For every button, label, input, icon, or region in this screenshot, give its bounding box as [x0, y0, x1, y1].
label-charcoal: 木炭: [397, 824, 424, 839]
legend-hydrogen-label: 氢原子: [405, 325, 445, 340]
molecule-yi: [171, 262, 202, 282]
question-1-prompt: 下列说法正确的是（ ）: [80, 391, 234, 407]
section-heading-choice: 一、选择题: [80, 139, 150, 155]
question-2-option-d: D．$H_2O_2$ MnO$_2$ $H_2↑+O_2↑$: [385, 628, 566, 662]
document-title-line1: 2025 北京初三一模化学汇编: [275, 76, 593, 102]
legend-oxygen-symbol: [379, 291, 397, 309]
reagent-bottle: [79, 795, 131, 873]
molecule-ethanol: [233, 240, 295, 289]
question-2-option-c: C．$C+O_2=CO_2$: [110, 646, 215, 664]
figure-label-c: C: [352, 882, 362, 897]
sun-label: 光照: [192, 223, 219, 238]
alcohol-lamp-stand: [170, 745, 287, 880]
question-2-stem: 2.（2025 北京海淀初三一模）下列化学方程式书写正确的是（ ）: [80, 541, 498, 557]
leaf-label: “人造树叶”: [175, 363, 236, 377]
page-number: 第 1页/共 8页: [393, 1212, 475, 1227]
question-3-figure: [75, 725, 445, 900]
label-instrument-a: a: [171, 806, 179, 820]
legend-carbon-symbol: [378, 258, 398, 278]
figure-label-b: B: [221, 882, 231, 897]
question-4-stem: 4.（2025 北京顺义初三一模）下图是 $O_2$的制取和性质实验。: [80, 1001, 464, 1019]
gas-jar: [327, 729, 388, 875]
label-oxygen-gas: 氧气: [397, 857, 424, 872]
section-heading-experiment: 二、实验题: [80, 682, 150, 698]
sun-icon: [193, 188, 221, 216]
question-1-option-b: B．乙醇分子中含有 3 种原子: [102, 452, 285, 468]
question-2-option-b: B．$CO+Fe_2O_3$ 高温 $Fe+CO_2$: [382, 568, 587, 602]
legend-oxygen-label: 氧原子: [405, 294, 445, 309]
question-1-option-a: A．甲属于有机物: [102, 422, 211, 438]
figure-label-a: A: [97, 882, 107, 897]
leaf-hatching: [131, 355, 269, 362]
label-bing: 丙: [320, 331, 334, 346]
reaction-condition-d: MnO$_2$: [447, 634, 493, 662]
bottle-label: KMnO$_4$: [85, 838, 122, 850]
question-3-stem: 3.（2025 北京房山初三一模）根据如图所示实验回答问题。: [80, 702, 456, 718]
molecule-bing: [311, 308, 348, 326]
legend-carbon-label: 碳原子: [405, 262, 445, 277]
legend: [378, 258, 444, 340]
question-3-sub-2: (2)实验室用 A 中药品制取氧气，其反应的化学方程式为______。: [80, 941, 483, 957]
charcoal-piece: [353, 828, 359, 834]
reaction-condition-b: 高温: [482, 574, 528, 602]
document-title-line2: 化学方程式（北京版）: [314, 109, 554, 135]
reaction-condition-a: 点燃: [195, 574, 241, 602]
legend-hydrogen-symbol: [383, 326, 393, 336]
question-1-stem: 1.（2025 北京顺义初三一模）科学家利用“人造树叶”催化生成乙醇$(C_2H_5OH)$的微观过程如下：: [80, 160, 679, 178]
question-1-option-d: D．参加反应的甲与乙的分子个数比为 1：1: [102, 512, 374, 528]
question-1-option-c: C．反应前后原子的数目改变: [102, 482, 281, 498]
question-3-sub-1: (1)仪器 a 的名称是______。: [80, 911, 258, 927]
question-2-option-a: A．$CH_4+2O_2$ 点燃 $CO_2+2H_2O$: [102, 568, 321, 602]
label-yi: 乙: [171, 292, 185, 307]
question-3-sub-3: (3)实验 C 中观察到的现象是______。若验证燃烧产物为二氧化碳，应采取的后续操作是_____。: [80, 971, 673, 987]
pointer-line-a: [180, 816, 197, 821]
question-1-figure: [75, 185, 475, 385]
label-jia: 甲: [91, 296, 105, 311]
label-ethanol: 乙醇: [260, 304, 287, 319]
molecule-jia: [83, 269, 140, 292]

● Given exercise:
Quote every line of the records above word for word, from the first line through the last, without changing or dropping anything.

● Exercise output:
For every button, label, input, icon, or region in this screenshot, give its bounding box as [x0, y0, x1, y1].
label-charcoal: 木炭: [397, 824, 424, 839]
legend-hydrogen-label: 氢原子: [405, 325, 445, 340]
molecule-yi: [171, 262, 202, 282]
question-1-prompt: 下列说法正确的是（ ）: [80, 391, 234, 407]
section-heading-choice: 一、选择题: [80, 139, 150, 155]
question-2-option-d: D．$H_2O_2$ MnO$_2$ $H_2↑+O_2↑$: [385, 628, 566, 662]
document-title-line1: 2025 北京初三一模化学汇编: [275, 76, 593, 102]
legend-oxygen-symbol: [379, 291, 397, 309]
reagent-bottle: [79, 795, 131, 873]
molecule-ethanol: [233, 240, 295, 289]
question-2-option-c: C．$C+O_2=CO_2$: [110, 646, 215, 664]
figure-label-c: C: [352, 882, 362, 897]
sun-label: 光照: [192, 223, 219, 238]
alcohol-lamp-stand: [170, 745, 287, 880]
question-2-stem: 2.（2025 北京海淀初三一模）下列化学方程式书写正确的是（ ）: [80, 541, 498, 557]
leaf-label: “人造树叶”: [175, 363, 236, 377]
page-number: 第 1页/共 8页: [393, 1212, 475, 1227]
question-3-figure: [75, 725, 445, 900]
label-instrument-a: a: [171, 806, 179, 820]
legend-carbon-symbol: [378, 258, 398, 278]
figure-label-b: B: [221, 882, 231, 897]
question-4-stem: 4.（2025 北京顺义初三一模）下图是 $O_2$的制取和性质实验。: [80, 1001, 464, 1019]
gas-jar: [327, 729, 388, 875]
label-oxygen-gas: 氧气: [397, 857, 424, 872]
section-heading-experiment: 二、实验题: [80, 682, 150, 698]
sun-icon: [193, 188, 221, 216]
question-1-option-b: B．乙醇分子中含有 3 种原子: [102, 452, 285, 468]
question-2-option-b: B．$CO+Fe_2O_3$ 高温 $Fe+CO_2$: [382, 568, 587, 602]
legend-oxygen-label: 氧原子: [405, 294, 445, 309]
question-1-option-a: A．甲属于有机物: [102, 422, 211, 438]
figure-label-a: A: [97, 882, 107, 897]
leaf-hatching: [131, 355, 269, 362]
label-bing: 丙: [320, 331, 334, 346]
reaction-condition-d: MnO$_2$: [447, 634, 493, 662]
bottle-label: KMnO$_4$: [85, 838, 122, 850]
question-3-stem: 3.（2025 北京房山初三一模）根据如图所示实验回答问题。: [80, 702, 456, 718]
molecule-bing: [311, 308, 348, 326]
legend-carbon-label: 碳原子: [405, 262, 445, 277]
legend: [378, 258, 444, 340]
question-3-sub-2: (2)实验室用 A 中药品制取氧气，其反应的化学方程式为______。: [80, 941, 483, 957]
charcoal-piece: [353, 828, 359, 834]
reaction-condition-b: 高温: [482, 574, 528, 602]
document-title-line2: 化学方程式（北京版）: [314, 109, 554, 135]
reaction-condition-a: 点燃: [195, 574, 241, 602]
legend-hydrogen-symbol: [383, 326, 393, 336]
question-1-stem: 1.（2025 北京顺义初三一模）科学家利用“人造树叶”催化生成乙醇$(C_2H_5OH)$的微观过程如下：: [80, 160, 679, 178]
question-1-option-d: D．参加反应的甲与乙的分子个数比为 1：1: [102, 512, 374, 528]
question-1-option-c: C．反应前后原子的数目改变: [102, 482, 281, 498]
question-3-sub-1: (1)仪器 a 的名称是______。: [80, 911, 258, 927]
question-2-option-a: A．$CH_4+2O_2$ 点燃 $CO_2+2H_2O$: [102, 568, 321, 602]
label-yi: 乙: [171, 292, 185, 307]
question-3-sub-3: (3)实验 C 中观察到的现象是______。若验证燃烧产物为二氧化碳，应采取的后续操作是_____。: [80, 971, 673, 987]
pointer-line-a: [180, 816, 197, 821]
question-1-figure: [75, 185, 475, 385]
label-jia: 甲: [91, 296, 105, 311]
label-ethanol: 乙醇: [260, 304, 287, 319]
molecule-jia: [83, 269, 140, 292]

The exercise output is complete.